_Stated goal_:
Print the entries verbatim, leaving out the images they contain.

----------

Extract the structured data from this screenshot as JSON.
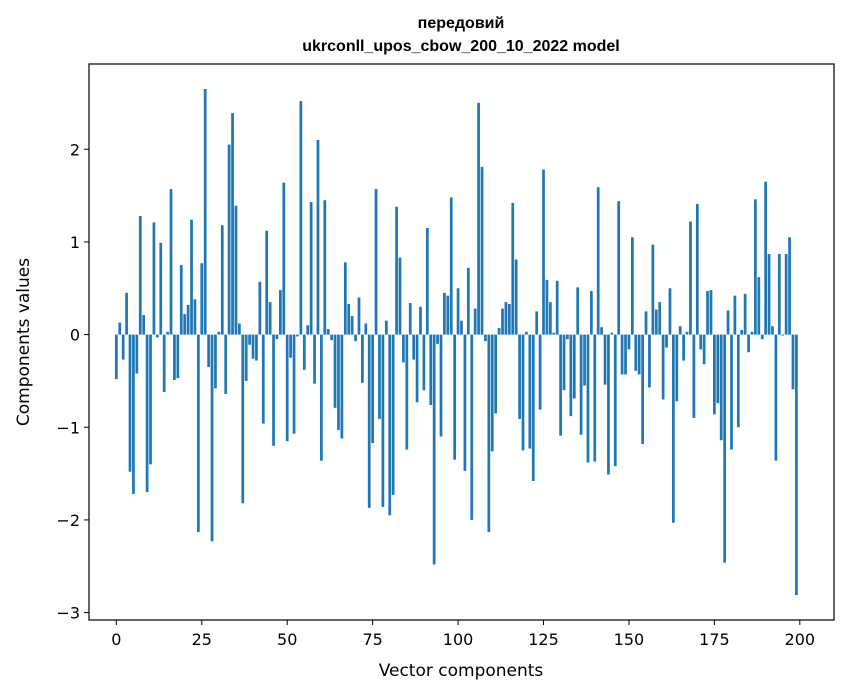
{
  "chart_data": {
    "type": "bar",
    "title_line1": "передовий",
    "title_line2": "ukrconll_upos_cbow_200_10_2022 model",
    "xlabel": "Vector components",
    "ylabel": "Components values",
    "xlim": [
      -8,
      210
    ],
    "ylim": [
      -3.08,
      2.92
    ],
    "xticks": [
      0,
      25,
      50,
      75,
      100,
      125,
      150,
      175,
      200
    ],
    "xtick_labels": [
      "0",
      "25",
      "50",
      "75",
      "100",
      "125",
      "150",
      "175",
      "200"
    ],
    "yticks": [
      -3,
      -2,
      -1,
      0,
      1,
      2
    ],
    "ytick_labels": [
      "−3",
      "−2",
      "−1",
      "0",
      "1",
      "2"
    ],
    "bar_color": "#1f77b4",
    "bar_width": 0.8,
    "values": [
      -0.48,
      0.13,
      -0.27,
      0.45,
      -1.48,
      -1.72,
      -0.42,
      1.28,
      0.21,
      -1.7,
      -1.4,
      1.21,
      -0.03,
      0.99,
      -0.62,
      0.03,
      1.57,
      -0.49,
      -0.47,
      0.75,
      0.22,
      0.32,
      1.24,
      0.38,
      -2.13,
      0.77,
      2.65,
      -0.35,
      -2.23,
      -0.58,
      0.03,
      1.18,
      -0.64,
      2.05,
      2.39,
      1.39,
      0.12,
      -1.82,
      -0.5,
      -0.11,
      -0.26,
      -0.28,
      0.57,
      -0.96,
      1.12,
      0.35,
      -1.2,
      -0.05,
      0.48,
      1.64,
      -1.15,
      -0.25,
      -1.07,
      -0.02,
      2.52,
      -0.38,
      0.1,
      1.43,
      -0.53,
      2.1,
      -1.36,
      1.45,
      0.06,
      -0.06,
      -0.79,
      -1.03,
      -1.12,
      0.78,
      0.33,
      0.2,
      -0.07,
      0.4,
      -0.52,
      0.12,
      -1.87,
      -1.17,
      1.57,
      -0.91,
      -1.86,
      0.15,
      -1.95,
      -1.73,
      1.38,
      0.83,
      -0.3,
      -1.24,
      0.34,
      -0.27,
      -0.73,
      0.3,
      -0.6,
      1.15,
      -0.76,
      -2.48,
      -0.1,
      -1.1,
      0.45,
      0.42,
      1.48,
      -1.35,
      0.5,
      0.15,
      -1.47,
      0.72,
      -2.0,
      0.28,
      2.5,
      1.81,
      -0.07,
      -2.13,
      -1.26,
      -0.85,
      0.07,
      0.28,
      0.35,
      0.33,
      1.42,
      0.81,
      -0.91,
      -1.25,
      0.03,
      -1.23,
      -1.58,
      0.25,
      -0.81,
      1.78,
      0.59,
      0.35,
      0.02,
      0.58,
      -1.09,
      -0.6,
      -0.05,
      -0.88,
      -0.69,
      0.51,
      -1.08,
      -0.55,
      -1.38,
      0.47,
      -1.37,
      1.59,
      0.08,
      -0.54,
      -1.51,
      0.02,
      -1.42,
      1.44,
      -0.43,
      -0.43,
      -0.16,
      1.05,
      -0.39,
      -0.43,
      -1.18,
      0.25,
      -0.57,
      0.97,
      0.27,
      0.35,
      -0.7,
      -0.14,
      0.5,
      -2.03,
      -0.72,
      0.09,
      -0.28,
      0.03,
      1.22,
      -0.9,
      1.41,
      -0.16,
      -0.32,
      0.47,
      0.48,
      -0.86,
      -0.74,
      -1.14,
      -2.46,
      0.26,
      -1.24,
      0.42,
      -1.0,
      0.05,
      0.44,
      -0.19,
      0.03,
      1.46,
      0.62,
      -0.05,
      1.65,
      0.87,
      0.09,
      -1.36,
      0.87,
      -0.01,
      0.87,
      1.05,
      -0.59,
      -2.81
    ]
  }
}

----------

_The response_:
Extract the structured data from this screenshot as JSON.
{
  "chart_data": {
    "type": "bar",
    "title_line1": "передовий",
    "title_line2": "ukrconll_upos_cbow_200_10_2022 model",
    "xlabel": "Vector components",
    "ylabel": "Components values",
    "xlim": [
      -8,
      210
    ],
    "ylim": [
      -3.08,
      2.92
    ],
    "xticks": [
      0,
      25,
      50,
      75,
      100,
      125,
      150,
      175,
      200
    ],
    "xtick_labels": [
      "0",
      "25",
      "50",
      "75",
      "100",
      "125",
      "150",
      "175",
      "200"
    ],
    "yticks": [
      -3,
      -2,
      -1,
      0,
      1,
      2
    ],
    "ytick_labels": [
      "−3",
      "−2",
      "−1",
      "0",
      "1",
      "2"
    ],
    "bar_color": "#1f77b4",
    "bar_width": 0.8,
    "values": [
      -0.48,
      0.13,
      -0.27,
      0.45,
      -1.48,
      -1.72,
      -0.42,
      1.28,
      0.21,
      -1.7,
      -1.4,
      1.21,
      -0.03,
      0.99,
      -0.62,
      0.03,
      1.57,
      -0.49,
      -0.47,
      0.75,
      0.22,
      0.32,
      1.24,
      0.38,
      -2.13,
      0.77,
      2.65,
      -0.35,
      -2.23,
      -0.58,
      0.03,
      1.18,
      -0.64,
      2.05,
      2.39,
      1.39,
      0.12,
      -1.82,
      -0.5,
      -0.11,
      -0.26,
      -0.28,
      0.57,
      -0.96,
      1.12,
      0.35,
      -1.2,
      -0.05,
      0.48,
      1.64,
      -1.15,
      -0.25,
      -1.07,
      -0.02,
      2.52,
      -0.38,
      0.1,
      1.43,
      -0.53,
      2.1,
      -1.36,
      1.45,
      0.06,
      -0.06,
      -0.79,
      -1.03,
      -1.12,
      0.78,
      0.33,
      0.2,
      -0.07,
      0.4,
      -0.52,
      0.12,
      -1.87,
      -1.17,
      1.57,
      -0.91,
      -1.86,
      0.15,
      -1.95,
      -1.73,
      1.38,
      0.83,
      -0.3,
      -1.24,
      0.34,
      -0.27,
      -0.73,
      0.3,
      -0.6,
      1.15,
      -0.76,
      -2.48,
      -0.1,
      -1.1,
      0.45,
      0.42,
      1.48,
      -1.35,
      0.5,
      0.15,
      -1.47,
      0.72,
      -2.0,
      0.28,
      2.5,
      1.81,
      -0.07,
      -2.13,
      -1.26,
      -0.85,
      0.07,
      0.28,
      0.35,
      0.33,
      1.42,
      0.81,
      -0.91,
      -1.25,
      0.03,
      -1.23,
      -1.58,
      0.25,
      -0.81,
      1.78,
      0.59,
      0.35,
      0.02,
      0.58,
      -1.09,
      -0.6,
      -0.05,
      -0.88,
      -0.69,
      0.51,
      -1.08,
      -0.55,
      -1.38,
      0.47,
      -1.37,
      1.59,
      0.08,
      -0.54,
      -1.51,
      0.02,
      -1.42,
      1.44,
      -0.43,
      -0.43,
      -0.16,
      1.05,
      -0.39,
      -0.43,
      -1.18,
      0.25,
      -0.57,
      0.97,
      0.27,
      0.35,
      -0.7,
      -0.14,
      0.5,
      -2.03,
      -0.72,
      0.09,
      -0.28,
      0.03,
      1.22,
      -0.9,
      1.41,
      -0.16,
      -0.32,
      0.47,
      0.48,
      -0.86,
      -0.74,
      -1.14,
      -2.46,
      0.26,
      -1.24,
      0.42,
      -1.0,
      0.05,
      0.44,
      -0.19,
      0.03,
      1.46,
      0.62,
      -0.05,
      1.65,
      0.87,
      0.09,
      -1.36,
      0.87,
      -0.01,
      0.87,
      1.05,
      -0.59,
      -2.81
    ]
  }
}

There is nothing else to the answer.